Your goal: Each entry below is to be extracted exactly.
━━━━━━
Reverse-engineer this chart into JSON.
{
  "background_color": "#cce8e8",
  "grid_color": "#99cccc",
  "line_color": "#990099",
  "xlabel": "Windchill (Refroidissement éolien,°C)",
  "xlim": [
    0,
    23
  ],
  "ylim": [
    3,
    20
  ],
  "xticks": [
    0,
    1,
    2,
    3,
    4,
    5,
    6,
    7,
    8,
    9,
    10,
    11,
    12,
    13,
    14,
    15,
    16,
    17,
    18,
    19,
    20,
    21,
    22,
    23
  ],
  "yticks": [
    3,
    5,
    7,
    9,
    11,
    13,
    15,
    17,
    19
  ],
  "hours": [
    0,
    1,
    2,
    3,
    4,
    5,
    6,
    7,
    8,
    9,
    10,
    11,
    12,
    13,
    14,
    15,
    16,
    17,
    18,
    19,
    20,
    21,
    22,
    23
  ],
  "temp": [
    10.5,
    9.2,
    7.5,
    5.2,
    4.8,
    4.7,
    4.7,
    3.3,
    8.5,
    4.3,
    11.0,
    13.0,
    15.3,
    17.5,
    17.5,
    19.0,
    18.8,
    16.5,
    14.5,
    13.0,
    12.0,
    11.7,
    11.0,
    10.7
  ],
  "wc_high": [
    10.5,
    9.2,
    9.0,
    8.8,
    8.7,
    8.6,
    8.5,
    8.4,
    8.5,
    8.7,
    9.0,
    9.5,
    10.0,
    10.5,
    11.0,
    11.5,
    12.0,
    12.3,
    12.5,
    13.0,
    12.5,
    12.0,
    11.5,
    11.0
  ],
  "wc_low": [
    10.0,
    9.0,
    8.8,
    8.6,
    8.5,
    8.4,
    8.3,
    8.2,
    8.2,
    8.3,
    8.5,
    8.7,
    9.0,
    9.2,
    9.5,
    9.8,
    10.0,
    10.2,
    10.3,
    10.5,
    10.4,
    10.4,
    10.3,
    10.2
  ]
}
━━━━━━
Reply to the task:
Reverse-engineer this chart into JSON.
{
  "background_color": "#cce8e8",
  "grid_color": "#99cccc",
  "line_color": "#990099",
  "xlabel": "Windchill (Refroidissement éolien,°C)",
  "xlim": [
    0,
    23
  ],
  "ylim": [
    3,
    20
  ],
  "xticks": [
    0,
    1,
    2,
    3,
    4,
    5,
    6,
    7,
    8,
    9,
    10,
    11,
    12,
    13,
    14,
    15,
    16,
    17,
    18,
    19,
    20,
    21,
    22,
    23
  ],
  "yticks": [
    3,
    5,
    7,
    9,
    11,
    13,
    15,
    17,
    19
  ],
  "hours": [
    0,
    1,
    2,
    3,
    4,
    5,
    6,
    7,
    8,
    9,
    10,
    11,
    12,
    13,
    14,
    15,
    16,
    17,
    18,
    19,
    20,
    21,
    22,
    23
  ],
  "temp": [
    10.5,
    9.2,
    7.5,
    5.2,
    4.8,
    4.7,
    4.7,
    3.3,
    8.5,
    4.3,
    11.0,
    13.0,
    15.3,
    17.5,
    17.5,
    19.0,
    18.8,
    16.5,
    14.5,
    13.0,
    12.0,
    11.7,
    11.0,
    10.7
  ],
  "wc_high": [
    10.5,
    9.2,
    9.0,
    8.8,
    8.7,
    8.6,
    8.5,
    8.4,
    8.5,
    8.7,
    9.0,
    9.5,
    10.0,
    10.5,
    11.0,
    11.5,
    12.0,
    12.3,
    12.5,
    13.0,
    12.5,
    12.0,
    11.5,
    11.0
  ],
  "wc_low": [
    10.0,
    9.0,
    8.8,
    8.6,
    8.5,
    8.4,
    8.3,
    8.2,
    8.2,
    8.3,
    8.5,
    8.7,
    9.0,
    9.2,
    9.5,
    9.8,
    10.0,
    10.2,
    10.3,
    10.5,
    10.4,
    10.4,
    10.3,
    10.2
  ]
}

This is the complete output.